Your objective: Find the string "title" in the records. Copy every line it appears in.

%%

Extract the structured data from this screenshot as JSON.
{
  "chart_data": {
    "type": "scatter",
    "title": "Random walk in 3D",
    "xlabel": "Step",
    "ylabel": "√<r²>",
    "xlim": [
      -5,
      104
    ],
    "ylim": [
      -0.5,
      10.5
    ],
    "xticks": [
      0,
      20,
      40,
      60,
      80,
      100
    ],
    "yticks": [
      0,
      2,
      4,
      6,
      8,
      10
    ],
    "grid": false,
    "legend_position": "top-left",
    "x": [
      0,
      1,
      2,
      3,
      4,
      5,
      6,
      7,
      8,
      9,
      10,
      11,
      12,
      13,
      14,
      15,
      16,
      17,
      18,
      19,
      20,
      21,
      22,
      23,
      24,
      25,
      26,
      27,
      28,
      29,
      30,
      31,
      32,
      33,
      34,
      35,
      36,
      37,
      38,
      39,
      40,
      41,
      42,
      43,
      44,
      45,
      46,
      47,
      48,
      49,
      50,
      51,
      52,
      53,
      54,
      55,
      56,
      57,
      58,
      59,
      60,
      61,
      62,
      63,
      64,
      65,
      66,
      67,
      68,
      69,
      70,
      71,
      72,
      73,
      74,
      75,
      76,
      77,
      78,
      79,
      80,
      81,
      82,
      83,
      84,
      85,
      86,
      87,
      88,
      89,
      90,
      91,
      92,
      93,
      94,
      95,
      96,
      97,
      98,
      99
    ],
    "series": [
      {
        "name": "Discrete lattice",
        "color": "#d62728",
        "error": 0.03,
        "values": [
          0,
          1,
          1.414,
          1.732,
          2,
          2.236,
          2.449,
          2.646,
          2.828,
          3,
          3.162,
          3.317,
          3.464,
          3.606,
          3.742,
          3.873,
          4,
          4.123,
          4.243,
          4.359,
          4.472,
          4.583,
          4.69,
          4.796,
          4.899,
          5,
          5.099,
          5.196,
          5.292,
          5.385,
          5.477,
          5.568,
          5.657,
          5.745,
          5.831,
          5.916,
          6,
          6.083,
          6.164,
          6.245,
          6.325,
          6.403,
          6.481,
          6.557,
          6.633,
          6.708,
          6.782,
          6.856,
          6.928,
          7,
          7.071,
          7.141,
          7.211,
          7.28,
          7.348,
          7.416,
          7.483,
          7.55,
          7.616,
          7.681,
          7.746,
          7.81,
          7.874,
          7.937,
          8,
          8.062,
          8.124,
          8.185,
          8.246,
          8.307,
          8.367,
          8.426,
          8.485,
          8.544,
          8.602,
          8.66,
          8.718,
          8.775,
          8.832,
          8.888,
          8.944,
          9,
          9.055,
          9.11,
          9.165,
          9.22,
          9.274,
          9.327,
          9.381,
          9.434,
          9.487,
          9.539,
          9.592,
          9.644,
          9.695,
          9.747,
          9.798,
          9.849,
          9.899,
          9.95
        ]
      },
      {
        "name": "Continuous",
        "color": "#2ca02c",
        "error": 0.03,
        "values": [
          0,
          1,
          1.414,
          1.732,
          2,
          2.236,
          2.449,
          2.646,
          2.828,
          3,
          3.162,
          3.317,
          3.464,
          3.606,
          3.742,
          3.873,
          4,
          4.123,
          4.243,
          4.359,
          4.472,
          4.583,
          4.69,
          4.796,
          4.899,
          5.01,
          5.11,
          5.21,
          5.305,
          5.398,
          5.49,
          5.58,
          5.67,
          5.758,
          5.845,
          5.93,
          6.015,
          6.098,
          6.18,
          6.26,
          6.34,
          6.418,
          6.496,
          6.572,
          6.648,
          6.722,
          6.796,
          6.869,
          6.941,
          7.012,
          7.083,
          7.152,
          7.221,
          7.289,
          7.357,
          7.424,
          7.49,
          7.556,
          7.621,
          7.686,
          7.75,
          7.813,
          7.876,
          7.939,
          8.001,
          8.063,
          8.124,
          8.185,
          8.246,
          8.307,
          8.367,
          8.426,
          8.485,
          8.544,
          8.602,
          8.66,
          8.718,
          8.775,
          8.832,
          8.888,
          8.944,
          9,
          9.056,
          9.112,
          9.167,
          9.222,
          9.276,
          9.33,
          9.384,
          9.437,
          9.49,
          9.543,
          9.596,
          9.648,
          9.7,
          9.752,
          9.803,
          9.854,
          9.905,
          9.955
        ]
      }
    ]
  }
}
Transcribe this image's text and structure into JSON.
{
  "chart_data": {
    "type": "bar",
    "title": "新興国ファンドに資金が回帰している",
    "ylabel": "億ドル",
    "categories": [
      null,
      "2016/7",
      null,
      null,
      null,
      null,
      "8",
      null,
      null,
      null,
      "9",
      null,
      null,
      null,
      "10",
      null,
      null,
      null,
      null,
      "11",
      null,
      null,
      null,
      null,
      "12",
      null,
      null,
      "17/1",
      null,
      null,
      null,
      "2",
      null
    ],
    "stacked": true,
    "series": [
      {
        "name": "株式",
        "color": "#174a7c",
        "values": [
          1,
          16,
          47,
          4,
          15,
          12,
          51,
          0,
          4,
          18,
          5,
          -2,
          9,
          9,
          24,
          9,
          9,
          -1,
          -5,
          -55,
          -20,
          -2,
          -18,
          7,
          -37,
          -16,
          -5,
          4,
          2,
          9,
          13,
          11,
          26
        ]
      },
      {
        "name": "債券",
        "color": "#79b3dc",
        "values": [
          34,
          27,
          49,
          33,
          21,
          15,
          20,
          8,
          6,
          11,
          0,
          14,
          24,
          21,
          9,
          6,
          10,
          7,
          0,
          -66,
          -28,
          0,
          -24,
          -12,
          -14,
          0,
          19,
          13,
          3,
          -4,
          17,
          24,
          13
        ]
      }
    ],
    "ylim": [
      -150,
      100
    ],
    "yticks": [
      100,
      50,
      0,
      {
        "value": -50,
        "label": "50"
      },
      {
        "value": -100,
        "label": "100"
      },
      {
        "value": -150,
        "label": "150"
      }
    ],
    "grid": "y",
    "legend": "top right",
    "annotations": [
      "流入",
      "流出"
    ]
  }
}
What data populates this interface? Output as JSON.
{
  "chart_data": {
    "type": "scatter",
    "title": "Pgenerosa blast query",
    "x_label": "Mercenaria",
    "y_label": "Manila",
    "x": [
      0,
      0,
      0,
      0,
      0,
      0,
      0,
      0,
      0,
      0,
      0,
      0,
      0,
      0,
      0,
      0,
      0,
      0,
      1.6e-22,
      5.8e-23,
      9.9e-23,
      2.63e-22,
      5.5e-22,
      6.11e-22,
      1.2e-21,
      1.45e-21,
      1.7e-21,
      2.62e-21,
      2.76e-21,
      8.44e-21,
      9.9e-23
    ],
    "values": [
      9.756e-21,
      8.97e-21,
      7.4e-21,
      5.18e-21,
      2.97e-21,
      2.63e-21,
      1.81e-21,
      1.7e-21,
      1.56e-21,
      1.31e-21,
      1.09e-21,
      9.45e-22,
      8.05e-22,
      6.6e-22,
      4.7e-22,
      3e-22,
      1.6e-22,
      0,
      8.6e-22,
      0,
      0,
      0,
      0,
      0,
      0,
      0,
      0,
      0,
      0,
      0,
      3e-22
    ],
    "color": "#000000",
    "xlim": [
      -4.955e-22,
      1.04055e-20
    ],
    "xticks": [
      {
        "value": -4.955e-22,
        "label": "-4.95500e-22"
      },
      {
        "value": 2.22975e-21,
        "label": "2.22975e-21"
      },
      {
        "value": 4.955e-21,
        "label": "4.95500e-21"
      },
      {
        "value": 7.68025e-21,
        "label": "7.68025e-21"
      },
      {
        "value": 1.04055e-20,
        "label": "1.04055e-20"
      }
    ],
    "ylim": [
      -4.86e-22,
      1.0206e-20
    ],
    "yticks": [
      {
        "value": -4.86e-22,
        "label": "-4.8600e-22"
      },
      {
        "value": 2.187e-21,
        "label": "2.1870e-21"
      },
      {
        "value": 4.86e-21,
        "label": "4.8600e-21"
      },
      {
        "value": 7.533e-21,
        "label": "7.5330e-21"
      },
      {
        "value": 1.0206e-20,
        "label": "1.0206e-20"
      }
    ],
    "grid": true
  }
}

%%

Task response:
    "title": "Random walk in 3D",
    "title": "新興国ファンドに資金が回帰している",
    "title": "Pgenerosa blast query",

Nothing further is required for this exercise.